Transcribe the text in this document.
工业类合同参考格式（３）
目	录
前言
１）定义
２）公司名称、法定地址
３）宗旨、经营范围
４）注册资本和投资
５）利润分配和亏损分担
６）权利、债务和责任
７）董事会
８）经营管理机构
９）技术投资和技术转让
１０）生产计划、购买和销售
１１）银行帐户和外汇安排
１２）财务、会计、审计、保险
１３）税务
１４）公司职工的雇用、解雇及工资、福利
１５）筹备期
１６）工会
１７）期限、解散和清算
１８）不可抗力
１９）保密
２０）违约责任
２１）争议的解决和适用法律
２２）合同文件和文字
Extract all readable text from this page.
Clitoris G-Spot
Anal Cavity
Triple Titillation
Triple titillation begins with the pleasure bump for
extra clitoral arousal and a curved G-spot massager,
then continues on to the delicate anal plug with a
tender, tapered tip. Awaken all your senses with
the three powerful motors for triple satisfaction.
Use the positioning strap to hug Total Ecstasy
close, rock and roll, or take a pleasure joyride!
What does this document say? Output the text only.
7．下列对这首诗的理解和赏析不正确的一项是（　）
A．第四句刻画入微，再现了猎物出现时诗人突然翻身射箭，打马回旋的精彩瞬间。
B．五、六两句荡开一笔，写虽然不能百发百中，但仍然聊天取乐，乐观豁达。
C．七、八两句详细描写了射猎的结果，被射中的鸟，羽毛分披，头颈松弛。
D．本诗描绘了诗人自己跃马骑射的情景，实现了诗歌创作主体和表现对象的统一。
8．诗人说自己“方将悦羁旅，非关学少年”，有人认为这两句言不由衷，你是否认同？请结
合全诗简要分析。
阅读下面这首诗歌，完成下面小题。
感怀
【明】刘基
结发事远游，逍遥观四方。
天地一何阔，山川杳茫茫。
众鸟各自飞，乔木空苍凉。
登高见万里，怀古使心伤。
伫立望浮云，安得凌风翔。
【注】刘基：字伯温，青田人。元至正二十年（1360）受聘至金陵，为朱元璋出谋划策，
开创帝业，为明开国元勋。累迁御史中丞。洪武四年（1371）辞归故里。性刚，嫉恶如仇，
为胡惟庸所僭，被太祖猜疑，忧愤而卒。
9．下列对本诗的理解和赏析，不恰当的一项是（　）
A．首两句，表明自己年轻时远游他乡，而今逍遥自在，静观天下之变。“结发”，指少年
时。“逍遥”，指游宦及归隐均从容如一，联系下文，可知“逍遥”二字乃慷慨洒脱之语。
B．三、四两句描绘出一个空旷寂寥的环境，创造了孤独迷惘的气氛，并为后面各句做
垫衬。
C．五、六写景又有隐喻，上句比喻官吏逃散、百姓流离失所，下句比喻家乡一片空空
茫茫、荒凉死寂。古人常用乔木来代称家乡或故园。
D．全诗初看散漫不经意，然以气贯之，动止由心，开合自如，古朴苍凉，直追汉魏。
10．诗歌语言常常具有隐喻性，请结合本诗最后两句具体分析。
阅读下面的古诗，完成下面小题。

> Set problem
Return the full listing, character for character.

> Answer below
Transcribe the text in this document.
工业类合同参考格式（３）
目	录
前言
１）定义
２）公司名称、法定地址
３）宗旨、经营范围
４）注册资本和投资
５）利润分配和亏损分担
６）权利、债务和责任
７）董事会
８）经营管理机构
９）技术投资和技术转让
１０）生产计划、购买和销售
１１）银行帐户和外汇安排
１２）财务、会计、审计、保险
１３）税务
１４）公司职工的雇用、解雇及工资、福利
１５）筹备期
１６）工会
１７）期限、解散和清算
１８）不可抗力
１９）保密
２０）违约责任
２１）争议的解决和适用法律
２２）合同文件和文字
Extract all readable text from this page.
Clitoris G-Spot
Anal Cavity
Triple Titillation
Triple titillation begins with the pleasure bump for
extra clitoral arousal and a curved G-spot massager,
then continues on to the delicate anal plug with a
tender, tapered tip. Awaken all your senses with
the three powerful motors for triple satisfaction.
Use the positioning strap to hug Total Ecstasy
close, rock and roll, or take a pleasure joyride!
What does this document say? Output the text only.
7．下列对这首诗的理解和赏析不正确的一项是（　）
A．第四句刻画入微，再现了猎物出现时诗人突然翻身射箭，打马回旋的精彩瞬间。
B．五、六两句荡开一笔，写虽然不能百发百中，但仍然聊天取乐，乐观豁达。
C．七、八两句详细描写了射猎的结果，被射中的鸟，羽毛分披，头颈松弛。
D．本诗描绘了诗人自己跃马骑射的情景，实现了诗歌创作主体和表现对象的统一。
8．诗人说自己“方将悦羁旅，非关学少年”，有人认为这两句言不由衷，你是否认同？请结
合全诗简要分析。
阅读下面这首诗歌，完成下面小题。
感怀
【明】刘基
结发事远游，逍遥观四方。
天地一何阔，山川杳茫茫。
众鸟各自飞，乔木空苍凉。
登高见万里，怀古使心伤。
伫立望浮云，安得凌风翔。
【注】刘基：字伯温，青田人。元至正二十年（1360）受聘至金陵，为朱元璋出谋划策，
开创帝业，为明开国元勋。累迁御史中丞。洪武四年（1371）辞归故里。性刚，嫉恶如仇，
为胡惟庸所僭，被太祖猜疑，忧愤而卒。
9．下列对本诗的理解和赏析，不恰当的一项是（　）
A．首两句，表明自己年轻时远游他乡，而今逍遥自在，静观天下之变。“结发”，指少年
时。“逍遥”，指游宦及归隐均从容如一，联系下文，可知“逍遥”二字乃慷慨洒脱之语。
B．三、四两句描绘出一个空旷寂寥的环境，创造了孤独迷惘的气氛，并为后面各句做
垫衬。
C．五、六写景又有隐喻，上句比喻官吏逃散、百姓流离失所，下句比喻家乡一片空空
茫茫、荒凉死寂。古人常用乔木来代称家乡或故园。
D．全诗初看散漫不经意，然以气贯之，动止由心，开合自如，古朴苍凉，直追汉魏。
10．诗歌语言常常具有隐喻性，请结合本诗最后两句具体分析。
阅读下面的古诗，完成下面小题。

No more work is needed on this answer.